» **Records supplied**:
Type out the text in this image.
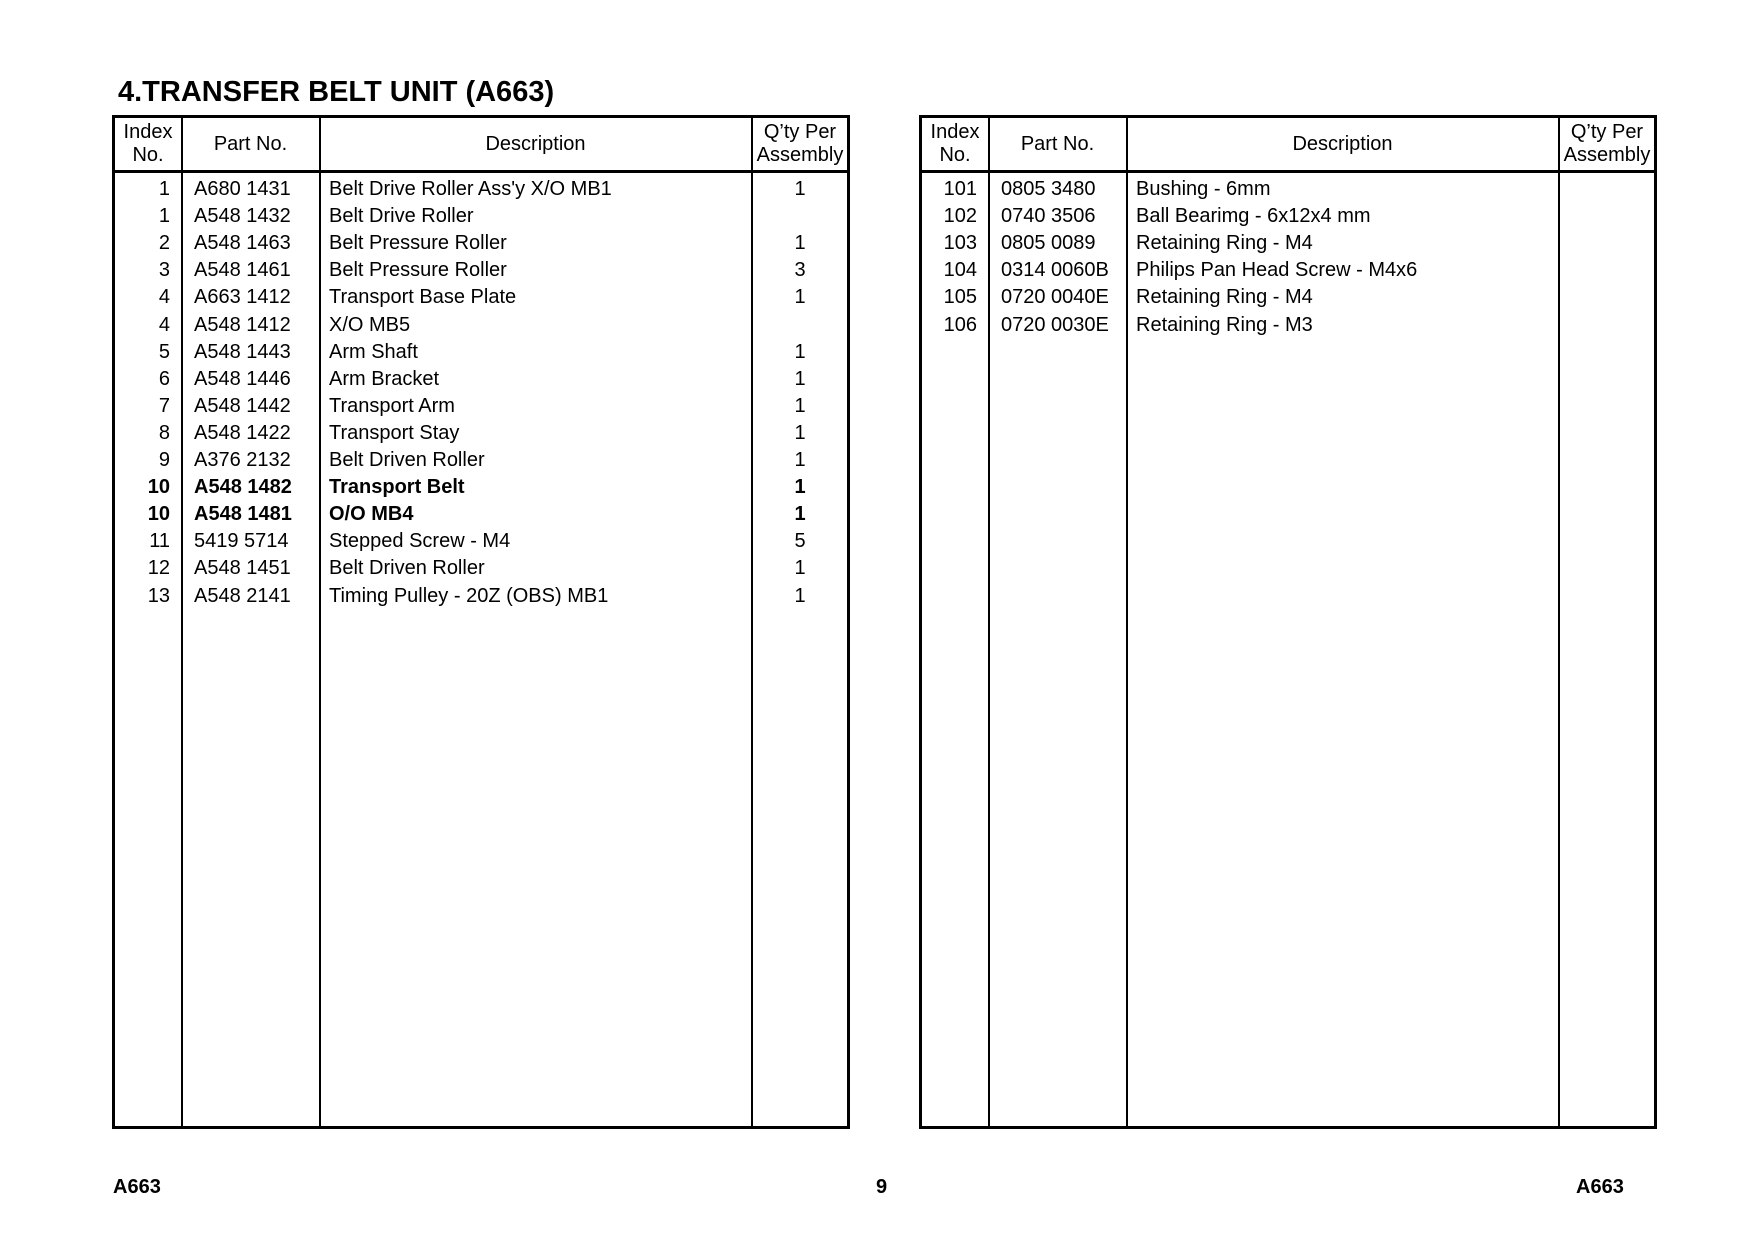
4.TRANSFER BELT UNIT (A663)
Index
No.
Part No.	Description
Q’ty Per
Assembly
1 A680 1431	Belt Drive Roller Ass'y X/O MB1	1
1 A548 1432	Belt Drive Roller
2 A548 1463	Belt Pressure Roller	1
3 A548 1461	Belt Pressure Roller	3
4 A663 1412	Transport Base Plate	1
4 A548 1412	X/O MB5
5 A548 1443	Arm Shaft	1
6 A548 1446	Arm Bracket	1
7 A548 1442	Transport Arm	1
8 A548 1422	Transport Stay	1
9 A376 2132	Belt Driven Roller	1
10 A548 1482	Transport Belt	1
10 A548 1481	O/O MB4	1
11 5419 5714	Stepped Screw - M4	5
12 A548 1451	Belt Driven Roller	1
13 A548 2141	Timing Pulley - 20Z (OBS) MB1	1
Index
No.
Part No.	Description
Q’ty Per
Assembly
101 0805 3480	Bushing - 6mm
102 0740 3506	Ball Bearimg - 6x12x4 mm
103 0805 0089	Retaining Ring - M4
104 0314 0060B	Philips Pan Head Screw - M4x6
105 0720 0040E	Retaining Ring - M4
106 0720 0030E	Retaining Ring - M3
A663	9	A663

» **Set task**: Write the listing above out again exactly, dropping each image.

» **Exercise answer**:
Type out the text in this image.
4.TRANSFER BELT UNIT (A663)
Index
No.
Part No.	Description
Q’ty Per
Assembly
1 A680 1431	Belt Drive Roller Ass'y X/O MB1	1
1 A548 1432	Belt Drive Roller
2 A548 1463	Belt Pressure Roller	1
3 A548 1461	Belt Pressure Roller	3
4 A663 1412	Transport Base Plate	1
4 A548 1412	X/O MB5
5 A548 1443	Arm Shaft	1
6 A548 1446	Arm Bracket	1
7 A548 1442	Transport Arm	1
8 A548 1422	Transport Stay	1
9 A376 2132	Belt Driven Roller	1
10 A548 1482	Transport Belt	1
10 A548 1481	O/O MB4	1
11 5419 5714	Stepped Screw - M4	5
12 A548 1451	Belt Driven Roller	1
13 A548 2141	Timing Pulley - 20Z (OBS) MB1	1
Index
No.
Part No.	Description
Q’ty Per
Assembly
101 0805 3480	Bushing - 6mm
102 0740 3506	Ball Bearimg - 6x12x4 mm
103 0805 0089	Retaining Ring - M4
104 0314 0060B	Philips Pan Head Screw - M4x6
105 0720 0040E	Retaining Ring - M4
106 0720 0030E	Retaining Ring - M3
A663	9	A663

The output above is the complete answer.